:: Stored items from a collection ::
--------------------
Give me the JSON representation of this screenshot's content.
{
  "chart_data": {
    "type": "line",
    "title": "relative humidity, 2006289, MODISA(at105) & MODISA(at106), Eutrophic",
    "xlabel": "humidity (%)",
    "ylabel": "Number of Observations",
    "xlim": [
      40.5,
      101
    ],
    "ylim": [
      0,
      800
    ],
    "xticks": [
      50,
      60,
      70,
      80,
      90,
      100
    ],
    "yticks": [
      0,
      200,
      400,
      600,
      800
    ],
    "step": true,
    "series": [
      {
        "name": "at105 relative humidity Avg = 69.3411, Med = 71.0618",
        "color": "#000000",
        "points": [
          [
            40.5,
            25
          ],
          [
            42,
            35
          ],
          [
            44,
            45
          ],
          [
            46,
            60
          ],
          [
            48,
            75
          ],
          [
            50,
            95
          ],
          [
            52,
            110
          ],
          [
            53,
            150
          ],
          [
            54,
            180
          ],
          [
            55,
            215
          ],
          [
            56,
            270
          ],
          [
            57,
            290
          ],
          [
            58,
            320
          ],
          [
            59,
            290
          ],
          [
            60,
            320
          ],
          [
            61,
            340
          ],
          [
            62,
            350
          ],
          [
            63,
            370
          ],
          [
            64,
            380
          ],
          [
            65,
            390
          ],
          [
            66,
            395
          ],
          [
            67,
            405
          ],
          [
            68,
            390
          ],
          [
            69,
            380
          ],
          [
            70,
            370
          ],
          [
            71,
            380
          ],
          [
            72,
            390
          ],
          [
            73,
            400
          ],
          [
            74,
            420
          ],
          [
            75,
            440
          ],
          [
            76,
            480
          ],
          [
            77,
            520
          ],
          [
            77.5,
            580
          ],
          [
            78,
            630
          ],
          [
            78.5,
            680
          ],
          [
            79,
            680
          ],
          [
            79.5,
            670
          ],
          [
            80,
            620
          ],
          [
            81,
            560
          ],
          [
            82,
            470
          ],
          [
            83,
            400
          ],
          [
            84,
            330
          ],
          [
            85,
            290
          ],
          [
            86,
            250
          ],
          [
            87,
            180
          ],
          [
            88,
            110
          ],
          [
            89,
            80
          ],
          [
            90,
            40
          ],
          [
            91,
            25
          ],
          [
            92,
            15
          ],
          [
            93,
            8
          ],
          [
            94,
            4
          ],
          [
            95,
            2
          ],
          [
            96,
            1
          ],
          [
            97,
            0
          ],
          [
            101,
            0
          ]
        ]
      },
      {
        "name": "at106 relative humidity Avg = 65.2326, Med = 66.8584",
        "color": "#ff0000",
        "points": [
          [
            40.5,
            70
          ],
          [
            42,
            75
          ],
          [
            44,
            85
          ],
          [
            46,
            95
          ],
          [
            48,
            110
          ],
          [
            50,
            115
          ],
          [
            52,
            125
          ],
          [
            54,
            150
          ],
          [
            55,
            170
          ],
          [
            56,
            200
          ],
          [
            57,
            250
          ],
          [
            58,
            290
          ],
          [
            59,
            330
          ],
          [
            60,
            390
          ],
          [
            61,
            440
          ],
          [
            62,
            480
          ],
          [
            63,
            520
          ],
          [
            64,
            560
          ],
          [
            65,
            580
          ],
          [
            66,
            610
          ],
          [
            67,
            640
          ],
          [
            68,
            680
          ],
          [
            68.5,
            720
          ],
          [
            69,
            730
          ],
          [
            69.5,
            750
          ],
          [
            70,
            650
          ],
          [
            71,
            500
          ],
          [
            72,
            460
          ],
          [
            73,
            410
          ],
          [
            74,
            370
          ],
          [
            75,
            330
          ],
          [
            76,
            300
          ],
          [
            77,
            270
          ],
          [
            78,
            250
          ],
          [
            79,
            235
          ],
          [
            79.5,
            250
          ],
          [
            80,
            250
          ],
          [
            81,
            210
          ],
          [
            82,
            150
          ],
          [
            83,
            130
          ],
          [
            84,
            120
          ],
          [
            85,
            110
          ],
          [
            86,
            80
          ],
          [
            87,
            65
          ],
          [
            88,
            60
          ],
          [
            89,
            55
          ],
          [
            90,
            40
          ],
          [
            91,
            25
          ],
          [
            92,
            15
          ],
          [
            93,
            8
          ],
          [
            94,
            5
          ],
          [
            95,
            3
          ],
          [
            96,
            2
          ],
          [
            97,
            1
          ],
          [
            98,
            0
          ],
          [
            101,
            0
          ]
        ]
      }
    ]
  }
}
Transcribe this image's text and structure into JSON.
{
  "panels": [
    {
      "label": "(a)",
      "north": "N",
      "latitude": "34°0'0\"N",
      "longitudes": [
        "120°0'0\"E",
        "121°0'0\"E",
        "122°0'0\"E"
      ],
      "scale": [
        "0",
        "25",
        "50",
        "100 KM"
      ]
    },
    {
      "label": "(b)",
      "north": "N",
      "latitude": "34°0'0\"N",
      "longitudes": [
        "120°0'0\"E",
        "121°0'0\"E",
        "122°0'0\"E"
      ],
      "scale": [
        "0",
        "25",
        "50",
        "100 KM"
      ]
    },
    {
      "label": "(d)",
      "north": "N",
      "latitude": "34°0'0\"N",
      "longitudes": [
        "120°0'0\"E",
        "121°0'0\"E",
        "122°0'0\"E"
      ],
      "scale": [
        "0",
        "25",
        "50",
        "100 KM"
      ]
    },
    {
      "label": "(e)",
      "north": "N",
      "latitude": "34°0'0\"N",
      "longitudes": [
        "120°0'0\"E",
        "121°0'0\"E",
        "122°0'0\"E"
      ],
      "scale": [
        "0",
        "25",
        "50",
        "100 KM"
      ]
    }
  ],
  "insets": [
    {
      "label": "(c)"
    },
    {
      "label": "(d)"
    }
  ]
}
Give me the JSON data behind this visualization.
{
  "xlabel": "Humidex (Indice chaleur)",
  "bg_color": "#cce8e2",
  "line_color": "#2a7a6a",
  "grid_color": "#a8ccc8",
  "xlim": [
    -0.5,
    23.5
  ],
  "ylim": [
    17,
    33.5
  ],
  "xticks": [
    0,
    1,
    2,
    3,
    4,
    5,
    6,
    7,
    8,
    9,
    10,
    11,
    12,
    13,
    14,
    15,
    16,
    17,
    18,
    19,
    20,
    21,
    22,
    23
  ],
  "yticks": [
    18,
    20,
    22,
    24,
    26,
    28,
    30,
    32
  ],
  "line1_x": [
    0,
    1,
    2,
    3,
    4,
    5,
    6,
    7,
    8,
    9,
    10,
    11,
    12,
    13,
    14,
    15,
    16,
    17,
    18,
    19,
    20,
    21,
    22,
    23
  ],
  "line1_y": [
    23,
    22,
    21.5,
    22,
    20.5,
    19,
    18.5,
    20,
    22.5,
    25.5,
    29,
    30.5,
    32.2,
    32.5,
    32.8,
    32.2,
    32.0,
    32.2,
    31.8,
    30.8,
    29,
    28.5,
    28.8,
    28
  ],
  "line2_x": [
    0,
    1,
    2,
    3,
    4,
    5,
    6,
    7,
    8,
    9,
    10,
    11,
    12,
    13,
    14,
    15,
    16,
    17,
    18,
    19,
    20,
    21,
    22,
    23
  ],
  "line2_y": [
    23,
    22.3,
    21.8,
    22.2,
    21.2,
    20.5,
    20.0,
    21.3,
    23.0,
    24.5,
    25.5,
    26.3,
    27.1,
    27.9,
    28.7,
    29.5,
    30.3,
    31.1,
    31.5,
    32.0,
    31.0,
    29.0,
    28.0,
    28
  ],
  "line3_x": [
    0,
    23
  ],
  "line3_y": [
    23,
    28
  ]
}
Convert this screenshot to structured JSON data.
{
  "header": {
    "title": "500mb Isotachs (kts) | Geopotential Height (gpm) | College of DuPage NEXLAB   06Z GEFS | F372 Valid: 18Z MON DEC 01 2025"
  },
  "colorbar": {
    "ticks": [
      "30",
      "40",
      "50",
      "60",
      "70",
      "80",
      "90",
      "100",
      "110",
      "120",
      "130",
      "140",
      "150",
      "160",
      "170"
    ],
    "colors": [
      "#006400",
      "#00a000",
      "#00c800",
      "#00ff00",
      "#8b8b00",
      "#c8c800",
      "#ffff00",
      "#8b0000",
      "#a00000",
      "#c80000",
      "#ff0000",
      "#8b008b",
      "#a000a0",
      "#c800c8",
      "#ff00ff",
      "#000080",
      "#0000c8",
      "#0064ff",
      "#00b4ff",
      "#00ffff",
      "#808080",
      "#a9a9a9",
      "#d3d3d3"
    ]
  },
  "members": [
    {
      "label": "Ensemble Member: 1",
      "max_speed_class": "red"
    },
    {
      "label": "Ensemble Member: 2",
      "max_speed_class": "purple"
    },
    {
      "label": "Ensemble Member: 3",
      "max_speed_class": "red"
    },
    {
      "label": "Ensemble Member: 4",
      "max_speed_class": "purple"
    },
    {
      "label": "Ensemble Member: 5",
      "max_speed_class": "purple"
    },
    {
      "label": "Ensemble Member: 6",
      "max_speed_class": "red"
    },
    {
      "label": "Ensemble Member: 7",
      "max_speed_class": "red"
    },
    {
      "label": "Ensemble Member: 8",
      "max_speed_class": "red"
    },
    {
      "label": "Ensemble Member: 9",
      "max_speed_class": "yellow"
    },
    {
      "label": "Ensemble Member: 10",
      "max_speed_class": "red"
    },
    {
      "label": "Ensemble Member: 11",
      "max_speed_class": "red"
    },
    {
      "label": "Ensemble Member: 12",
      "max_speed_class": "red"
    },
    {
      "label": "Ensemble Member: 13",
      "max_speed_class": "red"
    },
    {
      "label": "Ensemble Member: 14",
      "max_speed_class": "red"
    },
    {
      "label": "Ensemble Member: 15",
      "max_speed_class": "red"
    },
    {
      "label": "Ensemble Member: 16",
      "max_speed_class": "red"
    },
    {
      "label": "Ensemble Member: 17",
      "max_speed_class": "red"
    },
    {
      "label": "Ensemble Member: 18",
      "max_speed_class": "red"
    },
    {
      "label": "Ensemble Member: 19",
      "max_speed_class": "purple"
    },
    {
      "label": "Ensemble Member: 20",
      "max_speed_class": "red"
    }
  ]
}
--------------------
Filter the entries above down to the lines containing the word "xlabel".

:: TASK RESPONSE ::
    "xlabel": "humidity (%)",
  "xlabel": "Humidex (Indice chaleur)",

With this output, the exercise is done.